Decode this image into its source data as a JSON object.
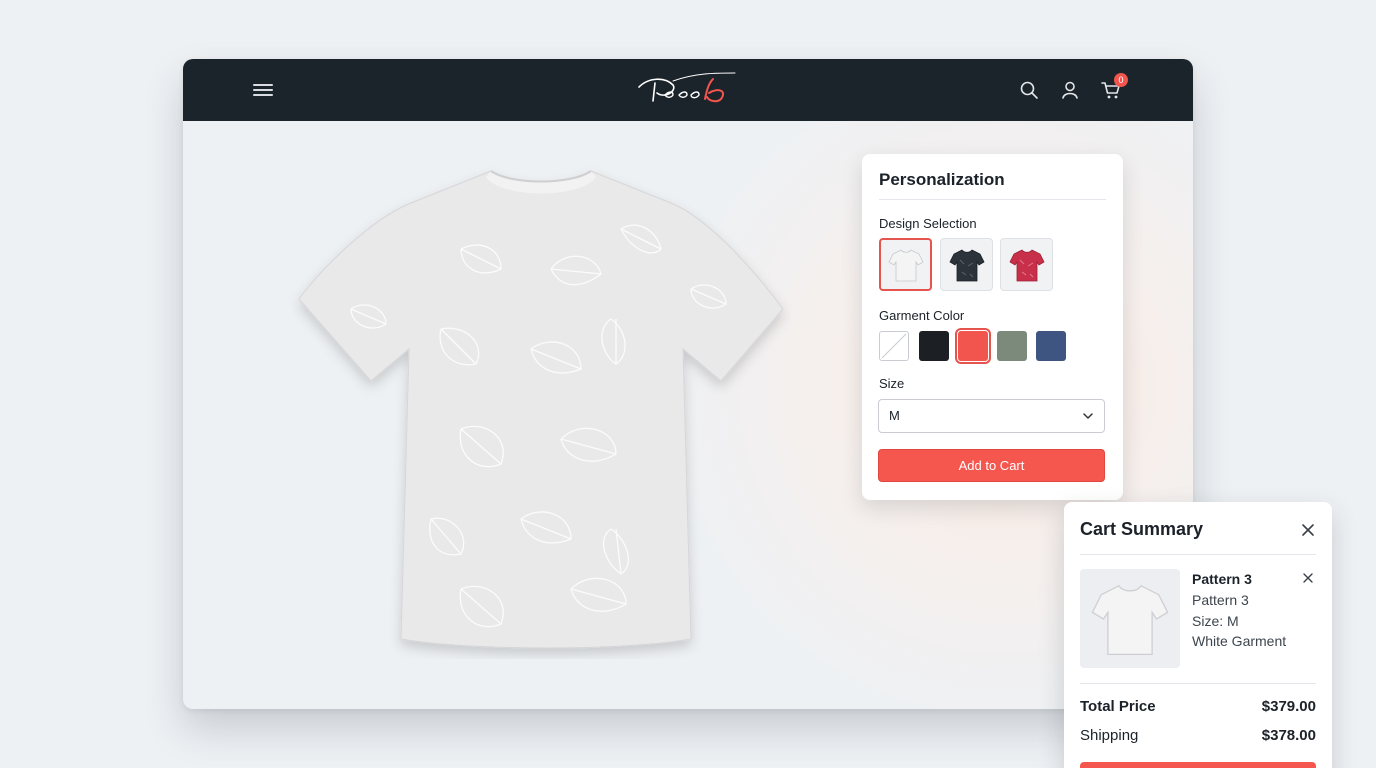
{
  "header": {
    "logo_text": "Teeb",
    "cart_count": "0",
    "icons": [
      "menu-icon",
      "search-icon",
      "user-icon",
      "cart-icon"
    ]
  },
  "personalization": {
    "title": "Personalization",
    "design_label": "Design Selection",
    "designs": [
      {
        "name": "white-tee",
        "selected": true
      },
      {
        "name": "dark-tee",
        "selected": false
      },
      {
        "name": "red-tee",
        "selected": false
      }
    ],
    "color_label": "Garment Color",
    "colors": [
      {
        "hex": "#ffffff",
        "selected": false
      },
      {
        "hex": "#1c2024",
        "selected": false
      },
      {
        "hex": "#f2554d",
        "selected": true
      },
      {
        "hex": "#7c8a7c",
        "selected": false
      },
      {
        "hex": "#3d5580",
        "selected": false
      }
    ],
    "size_label": "Size",
    "size_value": "M",
    "add_to_cart": "Add to Cart"
  },
  "cart": {
    "title": "Cart Summary",
    "item": {
      "name": "Pattern 3",
      "pattern": "Pattern 3",
      "size": "Size: M",
      "garment": "White Garment"
    },
    "total_label": "Total Price",
    "total_value": "$379.00",
    "shipping_label": "Shipping",
    "shipping_value": "$378.00"
  },
  "colors": {
    "accent": "#f5564e",
    "header_bg": "#1b232b"
  }
}
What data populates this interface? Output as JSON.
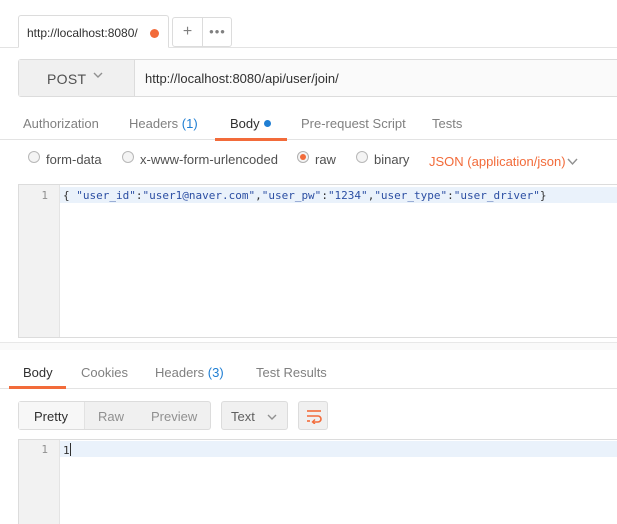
{
  "colors": {
    "accent": "#f26b3a",
    "blue": "#1f7ed3"
  },
  "tab": {
    "title": "http://localhost:8080/",
    "unsaved_icon": "orange-dot-icon"
  },
  "tab_buttons": {
    "add_icon": "plus-icon",
    "more_icon": "more-icon"
  },
  "request": {
    "method": "POST",
    "url": "http://localhost:8080/api/user/join/"
  },
  "request_tabs": [
    {
      "label": "Authorization"
    },
    {
      "label": "Headers",
      "count": "(1)"
    },
    {
      "label": "Body",
      "active": true
    },
    {
      "label": "Pre-request Script"
    },
    {
      "label": "Tests"
    }
  ],
  "body_modes": {
    "form_data": "form-data",
    "urlencoded": "x-www-form-urlencoded",
    "raw": "raw",
    "binary": "binary",
    "selected": "raw",
    "content_type": "JSON (application/json)"
  },
  "request_body": {
    "line_numbers": [
      "1"
    ],
    "code": {
      "open": "{ ",
      "k1": "\"user_id\"",
      "v1": "\"user1@naver.com\"",
      "k2": "\"user_pw\"",
      "v2": "\"1234\"",
      "k3": "\"user_type\"",
      "v3": "\"user_driver\"",
      "colon": ":",
      "comma": ",",
      "close": "}"
    }
  },
  "response_tabs": [
    {
      "label": "Body",
      "active": true
    },
    {
      "label": "Cookies"
    },
    {
      "label": "Headers",
      "count": "(3)"
    },
    {
      "label": "Test Results"
    }
  ],
  "response_toolbar": {
    "views": [
      "Pretty",
      "Raw",
      "Preview"
    ],
    "selected_view": "Pretty",
    "format": "Text",
    "wrap_icon": "wrap-lines-icon"
  },
  "response_body": {
    "line_numbers": [
      "1"
    ],
    "content": "1"
  }
}
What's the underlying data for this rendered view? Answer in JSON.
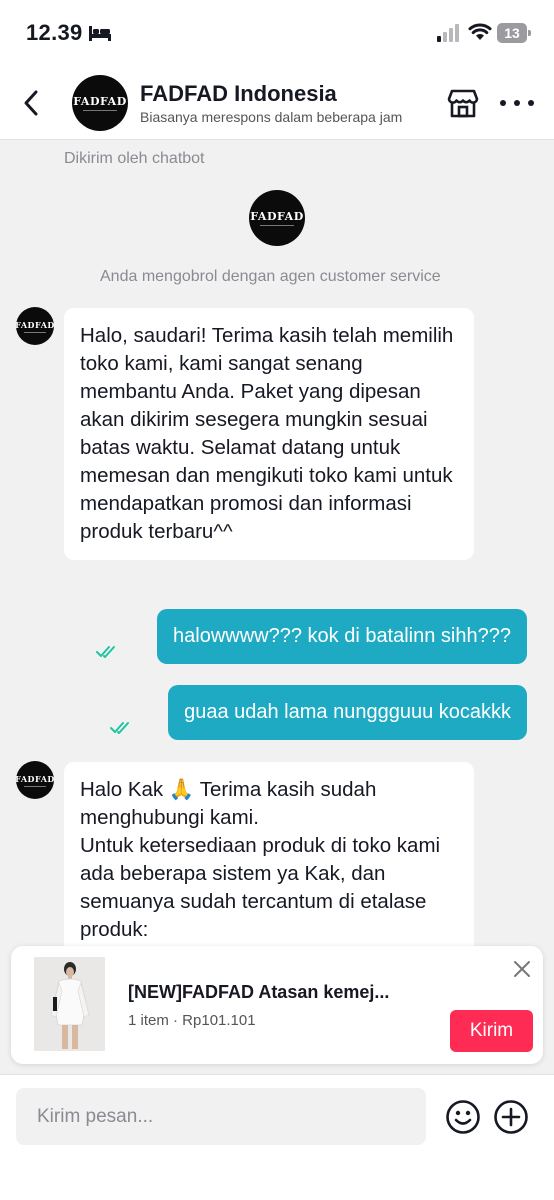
{
  "status_bar": {
    "time": "12.39",
    "battery": "13",
    "icons": [
      "bed-icon",
      "signal-icon",
      "wifi-icon",
      "battery-icon"
    ]
  },
  "header": {
    "title": "FADFAD Indonesia",
    "subtitle": "Biasanya merespons dalam beberapa jam",
    "avatar_logo": "FADFAD",
    "icons": [
      "back-arrow-icon",
      "store-icon",
      "more-icon"
    ]
  },
  "chat": {
    "sent_by_label": "Dikirim oleh chatbot",
    "agent_notice": "Anda mengobrol dengan agen customer service",
    "messages": [
      {
        "from": "shop",
        "text": "Halo, saudari! Terima kasih telah memilih toko kami, kami sangat senang membantu Anda. Paket yang dipesan akan dikirim sesegera mungkin sesuai batas waktu. Selamat datang untuk memesan dan mengikuti toko kami untuk mendapatkan promosi dan informasi produk terbaru^^"
      },
      {
        "from": "user",
        "text": "halowwww??? kok di batalinn sihh???"
      },
      {
        "from": "user",
        "text": "guaa udah lama nunggguuu kocakkk"
      },
      {
        "from": "shop",
        "line1": "Halo Kak 🙏 Terima kasih sudah menghubungi kami.",
        "line2": "Untuk ketersediaan produk di toko kami ada beberapa sistem ya Kak, dan semuanya sudah tercantum di etalase produk:"
      }
    ]
  },
  "product_card": {
    "title": "[NEW]FADFAD Atasan kemej...",
    "meta": "1 item · Rp101.101",
    "send_label": "Kirim"
  },
  "composer": {
    "placeholder": "Kirim pesan..."
  },
  "colors": {
    "accent_teal": "#1faac3",
    "send_red": "#fe2c55",
    "check_teal": "#20c4a0",
    "background": "#f1f1f2"
  }
}
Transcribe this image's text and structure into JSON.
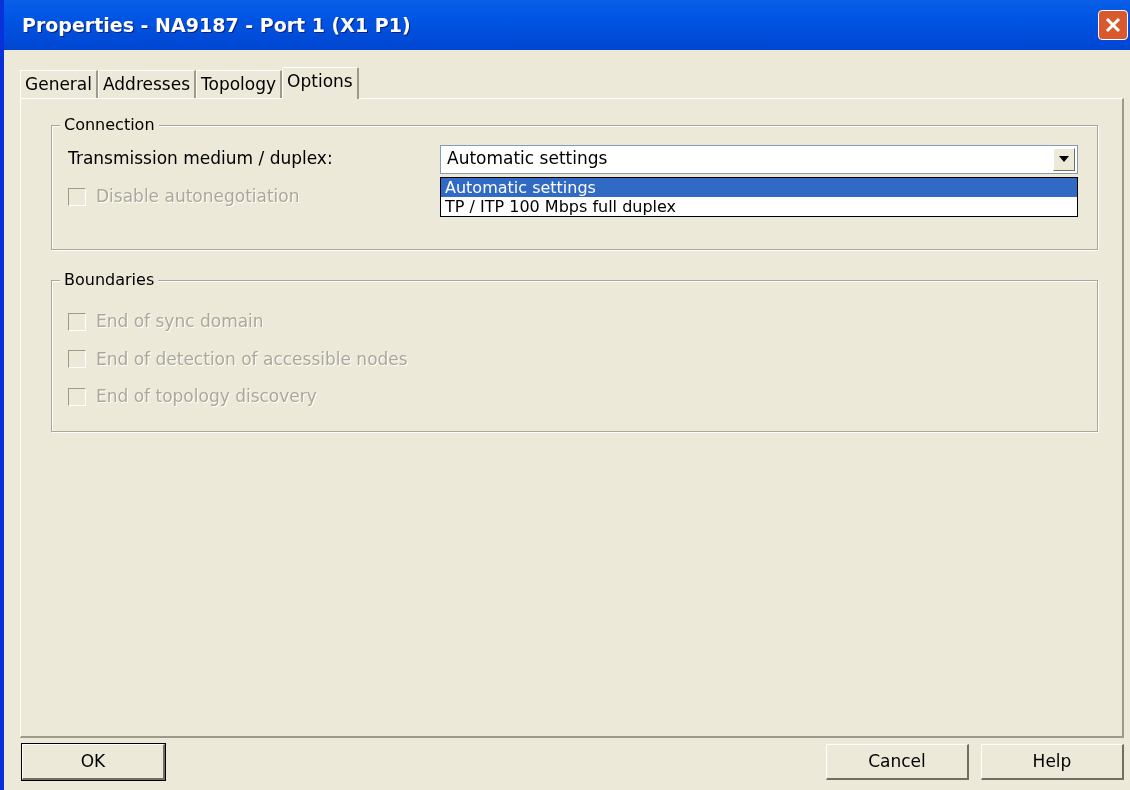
{
  "window": {
    "title": "Properties - NA9187 - Port 1 (X1 P1)"
  },
  "tabs": [
    {
      "label": "General",
      "selected": false
    },
    {
      "label": "Addresses",
      "selected": false
    },
    {
      "label": "Topology",
      "selected": false
    },
    {
      "label": "Options",
      "selected": true
    }
  ],
  "connection": {
    "title": "Connection",
    "medium_label": "Transmission medium / duplex:",
    "medium_value": "Automatic settings",
    "options": [
      {
        "label": "Automatic settings",
        "selected": true
      },
      {
        "label": "TP / ITP 100 Mbps full duplex",
        "selected": false
      }
    ],
    "checkboxes": [
      {
        "label": "Disable autonegotiation",
        "checked": false,
        "disabled": true
      }
    ]
  },
  "boundaries": {
    "title": "Boundaries",
    "checkboxes": [
      {
        "label": "End of sync domain",
        "checked": false,
        "disabled": true
      },
      {
        "label": "End of detection of accessible nodes",
        "checked": false,
        "disabled": true
      },
      {
        "label": "End of topology discovery",
        "checked": false,
        "disabled": true
      }
    ]
  },
  "buttons": [
    {
      "label": "OK",
      "default": true
    },
    {
      "label": "Cancel",
      "default": false
    },
    {
      "label": "Help",
      "default": false
    }
  ]
}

- **Stated exercise**
Except for the pictures, give all the material above again verbatim.

- **Task result**
Decode this image into its source data as a JSON object.
{
  "header": {
    "logo_text": "Teeb",
    "cart_count": "0",
    "icons": [
      "menu-icon",
      "search-icon",
      "user-icon",
      "cart-icon"
    ]
  },
  "personalization": {
    "title": "Personalization",
    "design_label": "Design Selection",
    "designs": [
      {
        "name": "white-tee",
        "selected": true
      },
      {
        "name": "dark-tee",
        "selected": false
      },
      {
        "name": "red-tee",
        "selected": false
      }
    ],
    "color_label": "Garment Color",
    "colors": [
      {
        "hex": "#ffffff",
        "selected": false
      },
      {
        "hex": "#1c2024",
        "selected": false
      },
      {
        "hex": "#f2554d",
        "selected": true
      },
      {
        "hex": "#7c8a7c",
        "selected": false
      },
      {
        "hex": "#3d5580",
        "selected": false
      }
    ],
    "size_label": "Size",
    "size_value": "M",
    "add_to_cart": "Add to Cart"
  },
  "cart": {
    "title": "Cart Summary",
    "item": {
      "name": "Pattern 3",
      "pattern": "Pattern 3",
      "size": "Size: M",
      "garment": "White Garment"
    },
    "total_label": "Total Price",
    "total_value": "$379.00",
    "shipping_label": "Shipping",
    "shipping_value": "$378.00"
  },
  "colors": {
    "accent": "#f5564e",
    "header_bg": "#1b232b"
  }
}
What data populates this interface? Output as JSON.
{
  "colors": {
    "accent": "#f26b3a",
    "blue": "#1f7ed3"
  },
  "tab": {
    "title": "http://localhost:8080/",
    "unsaved_icon": "orange-dot-icon"
  },
  "tab_buttons": {
    "add_icon": "plus-icon",
    "more_icon": "more-icon"
  },
  "request": {
    "method": "POST",
    "url": "http://localhost:8080/api/user/join/"
  },
  "request_tabs": [
    {
      "label": "Authorization"
    },
    {
      "label": "Headers",
      "count": "(1)"
    },
    {
      "label": "Body",
      "active": true
    },
    {
      "label": "Pre-request Script"
    },
    {
      "label": "Tests"
    }
  ],
  "body_modes": {
    "form_data": "form-data",
    "urlencoded": "x-www-form-urlencoded",
    "raw": "raw",
    "binary": "binary",
    "selected": "raw",
    "content_type": "JSON (application/json)"
  },
  "request_body": {
    "line_numbers": [
      "1"
    ],
    "code": {
      "open": "{ ",
      "k1": "\"user_id\"",
      "v1": "\"user1@naver.com\"",
      "k2": "\"user_pw\"",
      "v2": "\"1234\"",
      "k3": "\"user_type\"",
      "v3": "\"user_driver\"",
      "colon": ":",
      "comma": ",",
      "close": "}"
    }
  },
  "response_tabs": [
    {
      "label": "Body",
      "active": true
    },
    {
      "label": "Cookies"
    },
    {
      "label": "Headers",
      "count": "(3)"
    },
    {
      "label": "Test Results"
    }
  ],
  "response_toolbar": {
    "views": [
      "Pretty",
      "Raw",
      "Preview"
    ],
    "selected_view": "Pretty",
    "format": "Text",
    "wrap_icon": "wrap-lines-icon"
  },
  "response_body": {
    "line_numbers": [
      "1"
    ],
    "content": "1"
  }
}
What's the underlying data for this rendered view? Answer in JSON.
{
  "status_bar": {
    "time": "12.39",
    "battery": "13",
    "icons": [
      "bed-icon",
      "signal-icon",
      "wifi-icon",
      "battery-icon"
    ]
  },
  "header": {
    "title": "FADFAD Indonesia",
    "subtitle": "Biasanya merespons dalam beberapa jam",
    "avatar_logo": "FADFAD",
    "icons": [
      "back-arrow-icon",
      "store-icon",
      "more-icon"
    ]
  },
  "chat": {
    "sent_by_label": "Dikirim oleh chatbot",
    "agent_notice": "Anda mengobrol dengan agen customer service",
    "messages": [
      {
        "from": "shop",
        "text": "Halo, saudari! Terima kasih telah memilih toko kami, kami sangat senang membantu Anda. Paket yang dipesan akan dikirim sesegera mungkin sesuai batas waktu. Selamat datang untuk memesan dan mengikuti toko kami untuk mendapatkan promosi dan informasi produk terbaru^^"
      },
      {
        "from": "user",
        "text": "halowwww??? kok di batalinn sihh???"
      },
      {
        "from": "user",
        "text": "guaa udah lama nunggguuu kocakkk"
      },
      {
        "from": "shop",
        "line1": "Halo Kak 🙏 Terima kasih sudah menghubungi kami.",
        "line2": "Untuk ketersediaan produk di toko kami ada beberapa sistem ya Kak, dan semuanya sudah tercantum di etalase produk:"
      }
    ]
  },
  "product_card": {
    "title": "[NEW]FADFAD Atasan kemej...",
    "meta": "1 item · Rp101.101",
    "send_label": "Kirim"
  },
  "composer": {
    "placeholder": "Kirim pesan..."
  },
  "colors": {
    "accent_teal": "#1faac3",
    "send_red": "#fe2c55",
    "check_teal": "#20c4a0",
    "background": "#f1f1f2"
  }
}
Transcribe this image's text and structure into JSON.
{
  "window": {
    "title": "Properties - NA9187 - Port 1 (X1 P1)"
  },
  "tabs": [
    {
      "label": "General",
      "selected": false
    },
    {
      "label": "Addresses",
      "selected": false
    },
    {
      "label": "Topology",
      "selected": false
    },
    {
      "label": "Options",
      "selected": true
    }
  ],
  "connection": {
    "title": "Connection",
    "medium_label": "Transmission medium / duplex:",
    "medium_value": "Automatic settings",
    "options": [
      {
        "label": "Automatic settings",
        "selected": true
      },
      {
        "label": "TP / ITP 100 Mbps full duplex",
        "selected": false
      }
    ],
    "checkboxes": [
      {
        "label": "Disable autonegotiation",
        "checked": false,
        "disabled": true
      }
    ]
  },
  "boundaries": {
    "title": "Boundaries",
    "checkboxes": [
      {
        "label": "End of sync domain",
        "checked": false,
        "disabled": true
      },
      {
        "label": "End of detection of accessible nodes",
        "checked": false,
        "disabled": true
      },
      {
        "label": "End of topology discovery",
        "checked": false,
        "disabled": true
      }
    ]
  },
  "buttons": [
    {
      "label": "OK",
      "default": true
    },
    {
      "label": "Cancel",
      "default": false
    },
    {
      "label": "Help",
      "default": false
    }
  ]
}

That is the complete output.